TASK DESCRIPTION:
Your reply should be a single number: how many lines contain the string "Press".

** begin **

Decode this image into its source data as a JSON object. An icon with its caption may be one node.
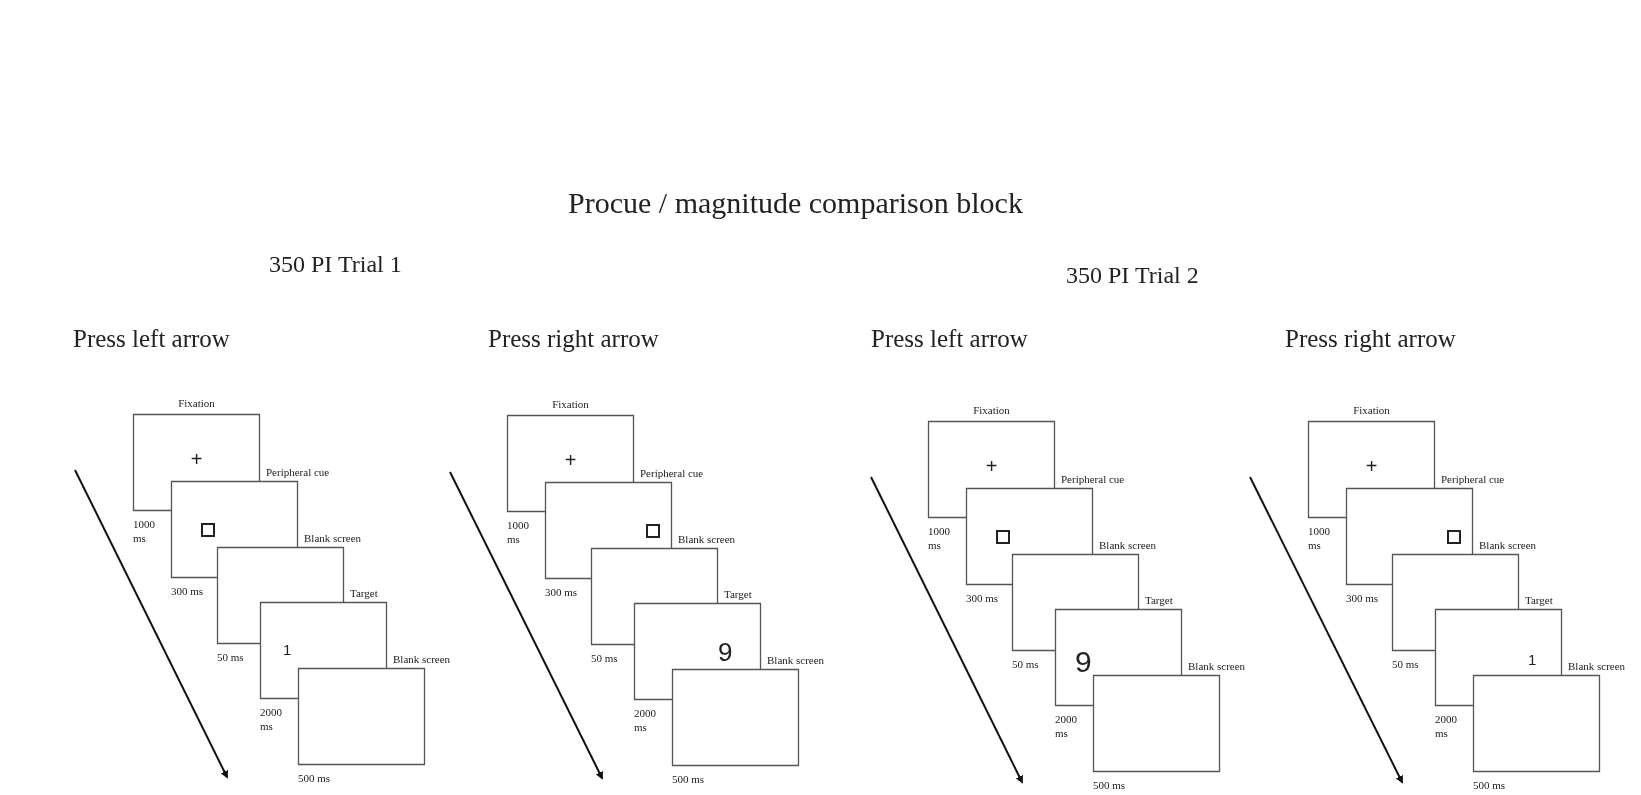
{
  "diagram": {
    "title": "Procue / magnitude comparison block",
    "nodes": [
      {
        "text": [
          "Fixation",
          "+"
        ],
        "beside": [
          "1000 ms"
        ]
      },
      {
        "text": [
          "Peripheral cue"
        ],
        "beside": [
          "300 ms"
        ]
      },
      {
        "text": [
          "Blank screen"
        ],
        "beside": [
          "50 ms"
        ]
      },
      {
        "text": [
          "Target",
          "1"
        ],
        "beside": [
          "2000 ms"
        ]
      },
      {
        "text": [
          "Blank screen"
        ],
        "beside": [
          "500 ms"
        ]
      },
      {
        "text": [
          "Fixation",
          "+"
        ],
        "beside": [
          "1000 ms"
        ]
      },
      {
        "text": [
          "Peripheral cue"
        ],
        "beside": [
          "300 ms"
        ]
      },
      {
        "text": [
          "Blank screen"
        ],
        "beside": [
          "50 ms"
        ]
      },
      {
        "text": [
          "Target",
          "9"
        ],
        "beside": [
          "2000 ms"
        ]
      },
      {
        "text": [
          "Blank screen"
        ],
        "beside": [
          "500 ms"
        ]
      },
      {
        "text": [
          "Fixation",
          "+"
        ],
        "beside": [
          "1000 ms"
        ]
      },
      {
        "text": [
          "Peripheral cue"
        ],
        "beside": [
          "300 ms"
        ]
      },
      {
        "text": [
          "Blank screen"
        ],
        "beside": [
          "50 ms"
        ]
      },
      {
        "text": [
          "Target",
          "9"
        ],
        "beside": [
          "2000 ms"
        ]
      },
      {
        "text": [
          "Blank screen"
        ],
        "beside": [
          "500 ms"
        ]
      },
      {
        "text": [
          "Fixation",
          "+"
        ],
        "beside": [
          "1000 ms"
        ]
      },
      {
        "text": [
          "Peripheral cue"
        ],
        "beside": [
          "300 ms"
        ]
      },
      {
        "text": [
          "Blank screen"
        ],
        "beside": [
          "50 ms"
        ]
      },
      {
        "text": [
          "Target",
          "1"
        ],
        "beside": [
          "2000 ms"
        ]
      },
      {
        "text": [
          "Blank screen"
        ],
        "beside": [
          "500 ms"
        ]
      }
    ],
    "labels": [
      "350 PI Trial 1",
      "350 PI Trial 2",
      "Press left arrow",
      "Press right arrow",
      "Press left arrow",
      "Press right arrow"
    ]
  }
}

** end **

EXERCISE RESULT:
4